**WHAT THIS TASK INVOLVES**: Every line below that holds the string "hogy" should be copied out.

* BEGIN *

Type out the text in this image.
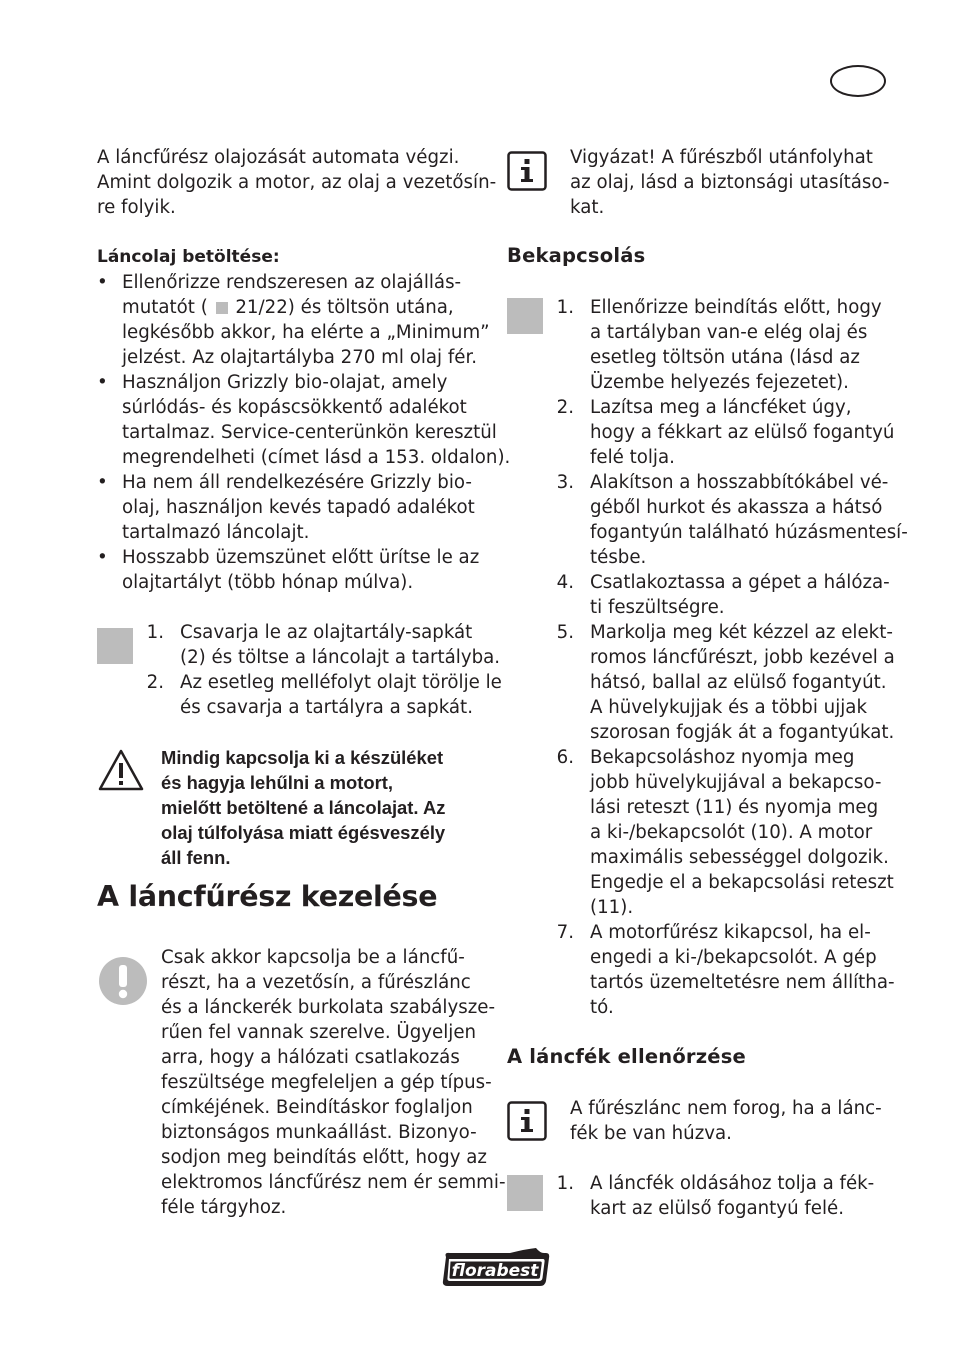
A láncfűrész olajozását automata végzi.
Amint dolgozik a motor, az olaj a vezetősín-
re folyik.
Láncolaj betöltése:
• Ellenőrizze rendszeresen az olajállás-
mutatót (  21/22) és töltsön utána,
legkésőbb akkor, ha elérte a „Minimum”
jelzést. Az olajtartályba 270 ml olaj fér.
• Használjon Grizzly bio-olajat, amely
súrlódás- és kopáscsökkentő adalékot
tartalmaz. Service-centerünkön keresztül
megrendelheti (címet lásd a 153. oldalon).
• Ha nem áll rendelkezésére Grizzly bio-
olaj, használjon kevés tapadó adalékot
tartalmazó láncolajt.
• Hosszabb üzemszünet előtt ürítse le az
olajtartályt (több hónap múlva).
1. Csavarja le az olajtartály-sapkát
(2) és töltse a láncolajt a tartályba.
2. Az esetleg melléfolyt olajt törölje le
és csavarja a tartályra a sapkát.
Mindig kapcsolja ki a készüléket
és hagyja lehűlni a motort,
mielőtt betöltené a láncolajat. Az
olaj túlfolyása miatt égésveszély
áll fenn.
A láncfűrész kezelése
Csak akkor kapcsolja be a láncfű-
részt, ha a vezetősín, a fűrészlánc
és a lánckerék burkolata szabálysze-
rűen fel vannak szerelve. Ügyeljen
arra, hogy a hálózati csatlakozás
feszültsége megfeleljen a gép típus-
címkéjének. Beindításkor foglaljon
biztonságos munkaállást. Bizonyo-
sodjon meg beindítás előtt, hogy az
elektromos láncfűrész nem ér semmi-
féle tárgyhoz.
Vigyázat! A fűrészből utánfolyhat
az olaj, lásd a biztonsági utasításo-
kat.
Bekapcsolás
1. Ellenőrizze beindítás előtt, hogy
a tartályban van-e elég olaj és
esetleg töltsön utána (lásd az
Üzembe helyezés fejezetet).
2. Lazítsa meg a láncféket úgy,
hogy a fékkart az elülső fogantyú
felé tolja.
3. Alakítson a hosszabbítókábel vé-
géből hurkot és akassza a hátsó
fogantyún található húzásmentesí-
tésbe.
4. Csatlakoztassa a gépet a hálóza-
ti feszültségre.
5. Markolja meg két kézzel az elekt-
romos láncfűrészt, jobb kezével a
hátsó, ballal az elülső fogantyút.
A hüvelykujjak és a többi ujjak
szorosan fogják át a fogantyúkat.
6. Bekapcsoláshoz nyomja meg
jobb hüvelykujjával a bekapcso-
lási reteszt (11) és nyomja meg
a ki-/bekapcsolót (10). A motor
maximális sebességgel dolgozik.
Engedje el a bekapcsolási reteszt
(11).
7. A motorfűrész kikapcsol, ha el-
engedi a ki-/bekapcsolót. A gép
tartós üzemeltetésre nem állítha-
tó.
A láncfék ellenőrzése
A fűrészlánc nem forog, ha a lánc-
fék be van húzva.
1. A láncfék oldásához tolja a fék-
kart az elülső fogantyú felé.
florabest
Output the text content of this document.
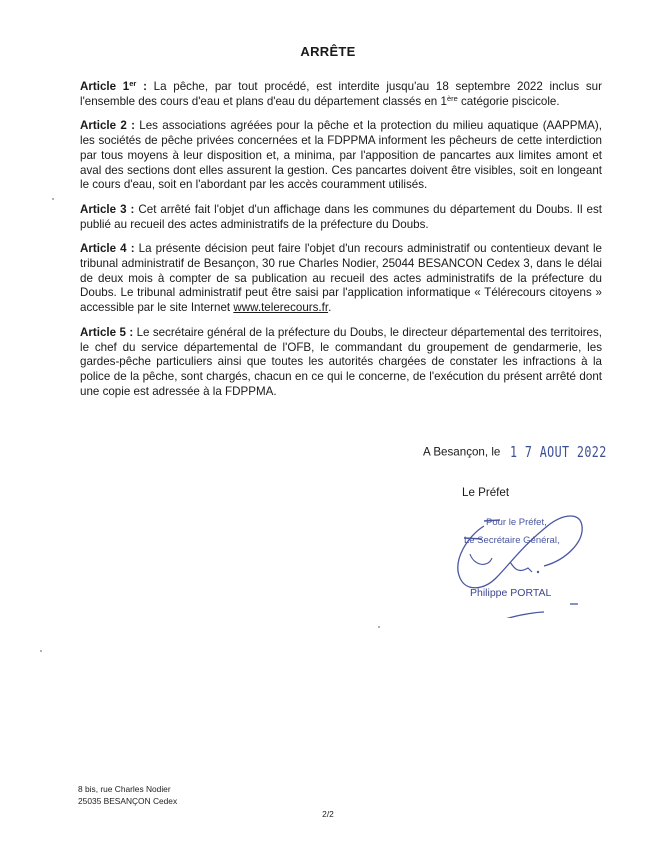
ARRÊTE

Article 1er : La pêche, par tout procédé, est interdite jusqu'au 18 septembre 2022 inclus sur l'ensemble des cours d'eau et plans d'eau du département classés en 1ère catégorie piscicole.

Article 2 : Les associations agréées pour la pêche et la protection du milieu aquatique (AAPPMA), les sociétés de pêche privées concernées et la FDPPMA informent les pêcheurs de cette interdiction par tous moyens à leur disposition et, a minima, par l'apposition de pancartes aux limites amont et aval des sections dont elles assurent la gestion. Ces pancartes doivent être visibles, soit en longeant le cours d'eau, soit en l'abordant par les accès couramment utilisés.

Article 3 : Cet arrêté fait l'objet d'un affichage dans les communes du département du Doubs. Il est publié au recueil des actes administratifs de la préfecture du Doubs.

Article 4 : La présente décision peut faire l'objet d'un recours administratif ou contentieux devant le tribunal administratif de Besançon, 30 rue Charles Nodier, 25044 BESANCON Cedex 3, dans le délai de deux mois à compter de sa publication au recueil des actes administratifs de la préfecture du Doubs. Le tribunal administratif peut être saisi par l'application informatique « Télérecours citoyens » accessible par le site Internet www.telerecours.fr.

Article 5 : Le secrétaire général de la préfecture du Doubs, le directeur départemental des territoires, le chef du service départemental de l'OFB, le commandant du groupement de gendarmerie, les gardes-pêche particuliers ainsi que toutes les autorités chargées de constater les infractions à la police de la pêche, sont chargés, chacun en ce qui le concerne, de l'exécution du présent arrêté dont une copie est adressée à la FDPPMA.

A Besançon, le 1 7 AOUT 2022
Le Préfet
Pour le Préfet,
Le Secrétaire Général,
Philippe PORTAL
8 bis, rue Charles Nodier
25035 BESANÇON Cedex
2/2
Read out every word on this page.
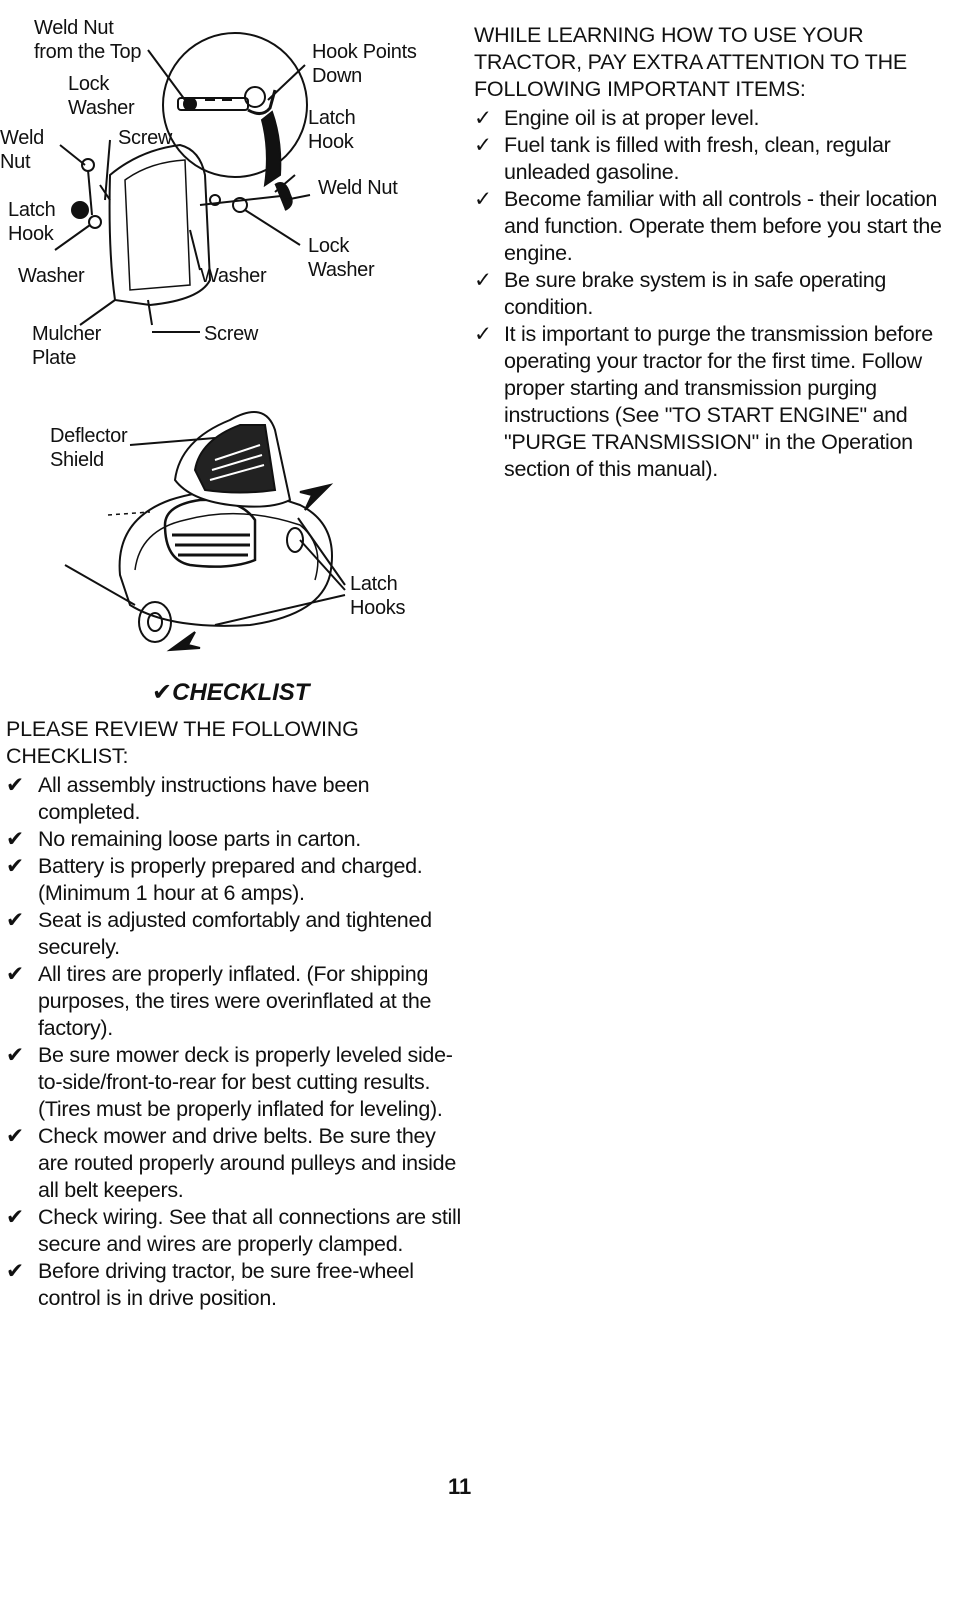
Weld Nut
from the Top
Lock
Washer
Weld
Nut
Screw
Latch
Hook
Washer	Washer
Mulcher
Plate
Screw
Hook Points
Down
Latch
Hook
Weld Nut
Lock
Washer
Deflector
Shield
Latch
Hooks

WHILE LEARNING HOW TO USE YOUR TRACTOR, PAY EXTRA ATTENTION TO THE FOLLOWING IMPORTANT ITEMS:

✓ Engine oil is at proper level.
✓ Fuel tank is filled with fresh, clean, regular unleaded gasoline.
✓ Become familiar with all controls - their location and function. Operate them before you start the engine.
✓ Be sure brake system is in safe operating condition.
✓ It is important to purge the transmission before operating your tractor for the first time. Follow proper starting and transmission purging instructions (See "TO START ENGINE" and "PURGE TRANSMISSION" in the Operation section of this manual).
✔CHECKLIST

PLEASE REVIEW THE FOLLOWING CHECKLIST:

✔ All assembly instructions have been completed.
✔ No remaining loose parts in carton.
✔ Battery is properly prepared and charged. (Minimum 1 hour at 6 amps).
✔ Seat is adjusted comfortably and tightened securely.
✔ All tires are properly inflated. (For shipping purposes, the tires were overinflated at the factory).
✔ Be sure mower deck is properly leveled side-to-side/front-to-rear for best cutting results. (Tires must be properly inflated for leveling).
✔ Check mower and drive belts. Be sure they are routed properly around pulleys and inside all belt keepers.
✔ Check wiring. See that all connections are still secure and wires are properly clamped.
✔ Before driving tractor, be sure free-wheel control is in drive position.
11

* END *

**TASK RESPONSE**:
arra, hogy a hálózati csatlakozás
sodjon meg beindítás előtt, hogy az
1. Ellenőrizze beindítás előtt, hogy
hogy a fékkart az elülső fogantyú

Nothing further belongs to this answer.